:: Data in this exercise

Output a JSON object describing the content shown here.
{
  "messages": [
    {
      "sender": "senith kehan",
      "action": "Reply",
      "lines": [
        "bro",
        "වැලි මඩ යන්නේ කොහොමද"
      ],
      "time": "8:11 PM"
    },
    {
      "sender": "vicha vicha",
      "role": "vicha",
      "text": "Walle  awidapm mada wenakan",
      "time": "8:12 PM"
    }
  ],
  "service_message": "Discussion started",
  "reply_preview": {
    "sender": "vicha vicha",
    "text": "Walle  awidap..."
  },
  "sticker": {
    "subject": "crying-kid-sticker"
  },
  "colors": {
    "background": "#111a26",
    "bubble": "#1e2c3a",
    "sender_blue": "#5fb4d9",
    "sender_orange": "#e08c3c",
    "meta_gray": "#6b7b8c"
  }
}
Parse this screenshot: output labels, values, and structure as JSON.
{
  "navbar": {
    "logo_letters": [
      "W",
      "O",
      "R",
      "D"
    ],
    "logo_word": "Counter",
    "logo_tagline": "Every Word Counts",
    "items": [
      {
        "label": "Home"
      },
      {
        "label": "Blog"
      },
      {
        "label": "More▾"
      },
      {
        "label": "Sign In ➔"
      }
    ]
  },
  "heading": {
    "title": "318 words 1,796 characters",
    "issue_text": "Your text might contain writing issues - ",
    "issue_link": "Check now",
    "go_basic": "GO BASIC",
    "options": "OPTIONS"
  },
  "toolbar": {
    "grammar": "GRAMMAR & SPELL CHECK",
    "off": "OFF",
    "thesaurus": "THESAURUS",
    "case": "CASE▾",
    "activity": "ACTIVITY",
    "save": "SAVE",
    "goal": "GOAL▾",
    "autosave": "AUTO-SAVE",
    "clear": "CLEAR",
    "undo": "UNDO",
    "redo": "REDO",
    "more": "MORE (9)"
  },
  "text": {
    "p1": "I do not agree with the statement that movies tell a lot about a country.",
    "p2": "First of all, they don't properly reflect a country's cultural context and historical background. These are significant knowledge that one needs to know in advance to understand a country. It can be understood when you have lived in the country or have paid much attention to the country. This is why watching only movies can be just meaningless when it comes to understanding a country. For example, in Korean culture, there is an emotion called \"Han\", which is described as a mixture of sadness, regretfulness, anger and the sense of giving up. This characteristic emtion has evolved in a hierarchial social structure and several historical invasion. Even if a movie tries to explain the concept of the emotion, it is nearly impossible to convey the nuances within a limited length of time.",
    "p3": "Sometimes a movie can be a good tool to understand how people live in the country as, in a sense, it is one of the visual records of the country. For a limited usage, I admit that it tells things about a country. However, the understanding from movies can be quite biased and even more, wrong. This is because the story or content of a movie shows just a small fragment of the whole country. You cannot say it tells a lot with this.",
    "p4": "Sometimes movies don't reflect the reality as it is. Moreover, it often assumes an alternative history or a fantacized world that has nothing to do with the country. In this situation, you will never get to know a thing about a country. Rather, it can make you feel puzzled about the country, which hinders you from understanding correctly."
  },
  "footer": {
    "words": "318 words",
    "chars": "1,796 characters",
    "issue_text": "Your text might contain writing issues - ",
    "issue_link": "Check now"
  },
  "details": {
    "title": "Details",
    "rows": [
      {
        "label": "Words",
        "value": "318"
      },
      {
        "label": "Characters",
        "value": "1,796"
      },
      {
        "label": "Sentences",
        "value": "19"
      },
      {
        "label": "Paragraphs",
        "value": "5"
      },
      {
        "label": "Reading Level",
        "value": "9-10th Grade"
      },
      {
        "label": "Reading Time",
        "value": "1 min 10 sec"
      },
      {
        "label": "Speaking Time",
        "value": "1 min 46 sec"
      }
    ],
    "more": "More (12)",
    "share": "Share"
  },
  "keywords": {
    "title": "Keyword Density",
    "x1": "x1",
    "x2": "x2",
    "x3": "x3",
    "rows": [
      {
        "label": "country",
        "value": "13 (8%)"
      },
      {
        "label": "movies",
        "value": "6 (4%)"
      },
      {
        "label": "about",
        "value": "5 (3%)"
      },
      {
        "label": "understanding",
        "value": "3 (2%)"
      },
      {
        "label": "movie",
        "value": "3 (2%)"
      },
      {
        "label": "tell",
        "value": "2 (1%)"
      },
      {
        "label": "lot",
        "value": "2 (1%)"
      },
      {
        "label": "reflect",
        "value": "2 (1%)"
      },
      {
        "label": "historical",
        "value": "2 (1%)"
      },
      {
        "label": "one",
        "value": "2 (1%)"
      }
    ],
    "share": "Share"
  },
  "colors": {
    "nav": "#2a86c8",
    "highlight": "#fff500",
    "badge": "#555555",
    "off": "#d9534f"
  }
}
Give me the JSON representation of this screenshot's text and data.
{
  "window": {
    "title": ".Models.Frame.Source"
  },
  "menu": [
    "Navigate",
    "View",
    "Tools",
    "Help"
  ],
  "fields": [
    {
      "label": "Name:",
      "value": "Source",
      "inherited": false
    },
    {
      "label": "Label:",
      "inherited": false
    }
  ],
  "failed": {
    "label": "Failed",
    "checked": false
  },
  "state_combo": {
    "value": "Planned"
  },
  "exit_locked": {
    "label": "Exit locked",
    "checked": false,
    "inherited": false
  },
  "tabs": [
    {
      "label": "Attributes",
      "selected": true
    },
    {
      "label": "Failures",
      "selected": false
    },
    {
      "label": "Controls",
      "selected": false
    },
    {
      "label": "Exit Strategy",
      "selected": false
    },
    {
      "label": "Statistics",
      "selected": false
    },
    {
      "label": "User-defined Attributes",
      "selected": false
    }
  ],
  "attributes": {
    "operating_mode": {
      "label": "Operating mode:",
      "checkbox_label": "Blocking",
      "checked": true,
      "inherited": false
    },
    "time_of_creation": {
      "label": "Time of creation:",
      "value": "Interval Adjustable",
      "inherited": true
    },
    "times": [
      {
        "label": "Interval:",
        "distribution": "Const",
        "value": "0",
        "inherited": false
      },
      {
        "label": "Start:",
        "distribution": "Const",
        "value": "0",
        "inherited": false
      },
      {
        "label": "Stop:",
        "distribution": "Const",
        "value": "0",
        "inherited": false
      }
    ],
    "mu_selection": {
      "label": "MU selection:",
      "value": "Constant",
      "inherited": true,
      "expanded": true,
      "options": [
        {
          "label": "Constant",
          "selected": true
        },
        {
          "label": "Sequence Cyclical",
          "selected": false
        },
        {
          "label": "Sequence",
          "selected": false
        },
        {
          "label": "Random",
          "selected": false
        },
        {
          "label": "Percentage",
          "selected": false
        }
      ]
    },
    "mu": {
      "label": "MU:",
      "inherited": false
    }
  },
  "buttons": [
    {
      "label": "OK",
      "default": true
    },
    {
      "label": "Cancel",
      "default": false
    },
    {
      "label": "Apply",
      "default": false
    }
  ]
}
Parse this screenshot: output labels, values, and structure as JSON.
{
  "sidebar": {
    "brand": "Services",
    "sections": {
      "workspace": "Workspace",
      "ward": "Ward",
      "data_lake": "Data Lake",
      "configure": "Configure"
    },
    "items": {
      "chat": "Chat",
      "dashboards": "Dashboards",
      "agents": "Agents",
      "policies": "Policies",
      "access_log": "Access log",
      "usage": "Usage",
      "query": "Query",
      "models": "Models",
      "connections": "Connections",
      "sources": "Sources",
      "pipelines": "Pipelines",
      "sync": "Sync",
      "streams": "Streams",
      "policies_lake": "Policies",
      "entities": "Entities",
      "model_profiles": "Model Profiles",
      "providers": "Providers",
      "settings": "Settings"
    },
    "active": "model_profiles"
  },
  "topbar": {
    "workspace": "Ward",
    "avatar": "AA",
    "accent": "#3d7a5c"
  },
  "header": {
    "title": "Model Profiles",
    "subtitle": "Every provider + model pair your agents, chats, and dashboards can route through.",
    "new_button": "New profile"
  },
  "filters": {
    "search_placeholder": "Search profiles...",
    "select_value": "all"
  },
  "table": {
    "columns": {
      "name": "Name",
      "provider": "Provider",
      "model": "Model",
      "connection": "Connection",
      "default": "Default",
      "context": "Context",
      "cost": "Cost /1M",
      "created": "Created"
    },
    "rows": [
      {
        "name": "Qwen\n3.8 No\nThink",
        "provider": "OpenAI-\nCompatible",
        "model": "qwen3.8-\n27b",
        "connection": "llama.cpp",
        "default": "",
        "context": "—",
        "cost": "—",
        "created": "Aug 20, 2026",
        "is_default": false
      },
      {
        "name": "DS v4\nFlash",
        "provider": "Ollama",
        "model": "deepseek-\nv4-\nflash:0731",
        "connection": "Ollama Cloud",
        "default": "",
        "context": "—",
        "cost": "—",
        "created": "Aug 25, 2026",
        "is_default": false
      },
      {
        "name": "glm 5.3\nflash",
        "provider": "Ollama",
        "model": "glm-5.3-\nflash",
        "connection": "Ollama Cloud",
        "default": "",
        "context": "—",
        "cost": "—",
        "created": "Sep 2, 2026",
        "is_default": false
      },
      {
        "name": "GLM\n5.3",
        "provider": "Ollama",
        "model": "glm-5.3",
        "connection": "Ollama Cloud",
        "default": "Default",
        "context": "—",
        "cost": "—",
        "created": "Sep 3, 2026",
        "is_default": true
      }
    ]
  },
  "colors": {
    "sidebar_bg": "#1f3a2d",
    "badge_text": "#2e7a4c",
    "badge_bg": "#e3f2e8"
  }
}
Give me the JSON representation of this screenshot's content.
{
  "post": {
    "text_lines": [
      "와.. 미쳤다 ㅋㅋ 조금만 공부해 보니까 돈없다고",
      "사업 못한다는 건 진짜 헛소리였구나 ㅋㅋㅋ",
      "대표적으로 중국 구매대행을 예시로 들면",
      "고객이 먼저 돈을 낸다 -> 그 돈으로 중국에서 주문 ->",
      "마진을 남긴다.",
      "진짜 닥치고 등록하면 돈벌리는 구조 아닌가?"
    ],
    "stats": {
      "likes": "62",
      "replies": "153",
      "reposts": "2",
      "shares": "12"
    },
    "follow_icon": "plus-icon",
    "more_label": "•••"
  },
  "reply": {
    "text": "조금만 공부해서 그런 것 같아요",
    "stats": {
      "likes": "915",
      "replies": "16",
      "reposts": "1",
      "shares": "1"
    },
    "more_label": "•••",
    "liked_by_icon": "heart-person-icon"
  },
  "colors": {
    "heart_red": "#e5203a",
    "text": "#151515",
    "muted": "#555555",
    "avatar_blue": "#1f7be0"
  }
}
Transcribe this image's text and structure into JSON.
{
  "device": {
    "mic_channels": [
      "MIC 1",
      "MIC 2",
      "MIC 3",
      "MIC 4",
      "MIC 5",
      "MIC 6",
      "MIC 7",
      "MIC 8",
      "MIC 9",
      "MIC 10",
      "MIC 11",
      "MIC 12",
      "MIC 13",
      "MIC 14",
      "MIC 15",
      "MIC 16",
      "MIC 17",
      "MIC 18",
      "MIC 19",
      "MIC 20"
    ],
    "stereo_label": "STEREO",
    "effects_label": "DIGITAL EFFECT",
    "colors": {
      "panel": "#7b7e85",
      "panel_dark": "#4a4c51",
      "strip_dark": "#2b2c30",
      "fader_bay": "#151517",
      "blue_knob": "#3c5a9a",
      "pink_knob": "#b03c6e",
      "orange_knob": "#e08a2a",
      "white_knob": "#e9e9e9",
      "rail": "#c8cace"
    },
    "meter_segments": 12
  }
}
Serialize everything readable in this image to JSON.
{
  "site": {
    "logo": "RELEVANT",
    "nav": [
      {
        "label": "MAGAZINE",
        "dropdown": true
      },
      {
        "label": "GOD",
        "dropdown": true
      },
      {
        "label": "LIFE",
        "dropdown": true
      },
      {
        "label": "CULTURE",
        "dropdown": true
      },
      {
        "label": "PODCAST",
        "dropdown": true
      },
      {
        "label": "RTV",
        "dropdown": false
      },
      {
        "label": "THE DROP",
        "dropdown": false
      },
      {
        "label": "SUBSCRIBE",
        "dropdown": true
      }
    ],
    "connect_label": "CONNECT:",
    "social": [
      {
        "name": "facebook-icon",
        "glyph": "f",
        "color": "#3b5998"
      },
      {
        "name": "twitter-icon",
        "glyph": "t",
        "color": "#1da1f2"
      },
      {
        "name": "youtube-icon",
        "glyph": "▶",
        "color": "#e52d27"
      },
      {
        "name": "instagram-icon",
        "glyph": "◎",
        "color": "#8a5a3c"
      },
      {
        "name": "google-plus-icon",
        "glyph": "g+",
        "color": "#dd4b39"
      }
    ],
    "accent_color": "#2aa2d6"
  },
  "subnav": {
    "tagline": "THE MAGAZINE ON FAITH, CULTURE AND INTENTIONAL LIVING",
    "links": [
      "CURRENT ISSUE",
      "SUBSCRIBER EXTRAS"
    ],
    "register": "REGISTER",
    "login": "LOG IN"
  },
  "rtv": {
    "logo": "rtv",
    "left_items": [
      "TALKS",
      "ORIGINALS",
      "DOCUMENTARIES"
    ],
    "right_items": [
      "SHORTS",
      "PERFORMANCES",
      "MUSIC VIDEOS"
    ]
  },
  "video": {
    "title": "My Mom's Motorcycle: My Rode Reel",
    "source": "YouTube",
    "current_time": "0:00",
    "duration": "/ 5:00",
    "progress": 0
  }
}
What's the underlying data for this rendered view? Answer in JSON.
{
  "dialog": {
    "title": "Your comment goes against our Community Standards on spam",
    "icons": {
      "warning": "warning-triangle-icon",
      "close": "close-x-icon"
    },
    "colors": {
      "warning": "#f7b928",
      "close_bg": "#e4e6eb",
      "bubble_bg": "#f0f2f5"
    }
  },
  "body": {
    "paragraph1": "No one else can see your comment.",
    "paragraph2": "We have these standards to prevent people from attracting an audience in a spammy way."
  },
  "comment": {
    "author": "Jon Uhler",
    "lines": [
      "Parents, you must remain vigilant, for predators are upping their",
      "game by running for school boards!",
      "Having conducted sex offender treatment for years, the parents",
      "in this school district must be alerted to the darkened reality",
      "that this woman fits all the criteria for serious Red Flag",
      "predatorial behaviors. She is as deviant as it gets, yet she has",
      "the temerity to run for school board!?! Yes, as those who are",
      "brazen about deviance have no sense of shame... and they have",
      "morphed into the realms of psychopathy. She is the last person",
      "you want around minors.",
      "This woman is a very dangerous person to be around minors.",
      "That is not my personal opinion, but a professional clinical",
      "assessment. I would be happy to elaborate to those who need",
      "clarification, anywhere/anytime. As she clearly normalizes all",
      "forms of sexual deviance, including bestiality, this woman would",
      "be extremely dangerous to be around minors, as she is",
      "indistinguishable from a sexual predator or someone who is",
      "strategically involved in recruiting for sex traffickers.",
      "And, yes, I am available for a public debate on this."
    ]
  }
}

::::

* Task:
Look through the records and gather every line containing "those".

* Output of the exercise:
      "the temerity to run for school board!?! Yes, as those who are",
      "assessment. I would be happy to elaborate to those who need",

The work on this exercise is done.